▶ **TO DO**
Examine each line of the data. Copy those that contain the string "Sadır".

▶ **PROVIDED INFORMATION**
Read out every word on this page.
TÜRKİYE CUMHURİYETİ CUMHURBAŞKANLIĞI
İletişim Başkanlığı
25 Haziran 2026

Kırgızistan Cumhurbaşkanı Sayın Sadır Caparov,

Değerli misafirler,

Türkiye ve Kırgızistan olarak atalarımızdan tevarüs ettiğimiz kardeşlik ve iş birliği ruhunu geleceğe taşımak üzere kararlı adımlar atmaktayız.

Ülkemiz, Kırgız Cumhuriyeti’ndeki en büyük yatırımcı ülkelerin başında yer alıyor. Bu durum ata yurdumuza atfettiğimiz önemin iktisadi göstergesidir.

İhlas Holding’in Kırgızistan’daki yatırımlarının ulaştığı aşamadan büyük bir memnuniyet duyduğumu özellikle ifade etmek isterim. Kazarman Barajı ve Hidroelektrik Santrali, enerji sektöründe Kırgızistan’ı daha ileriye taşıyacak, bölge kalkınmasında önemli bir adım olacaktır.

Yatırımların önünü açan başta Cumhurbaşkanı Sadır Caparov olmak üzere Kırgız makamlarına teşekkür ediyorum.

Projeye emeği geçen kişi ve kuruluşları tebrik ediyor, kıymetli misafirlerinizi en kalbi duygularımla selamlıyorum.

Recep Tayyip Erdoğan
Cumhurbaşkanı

▶ **RESULT FOR THIS EXERCISE**
Kırgızistan Cumhurbaşkanı Sayın Sadır Caparov,
Yatırımların önünü açan başta Cumhurbaşkanı Sadır Caparov olmak üzere Kırgız makamlarına teşekkür ediyorum.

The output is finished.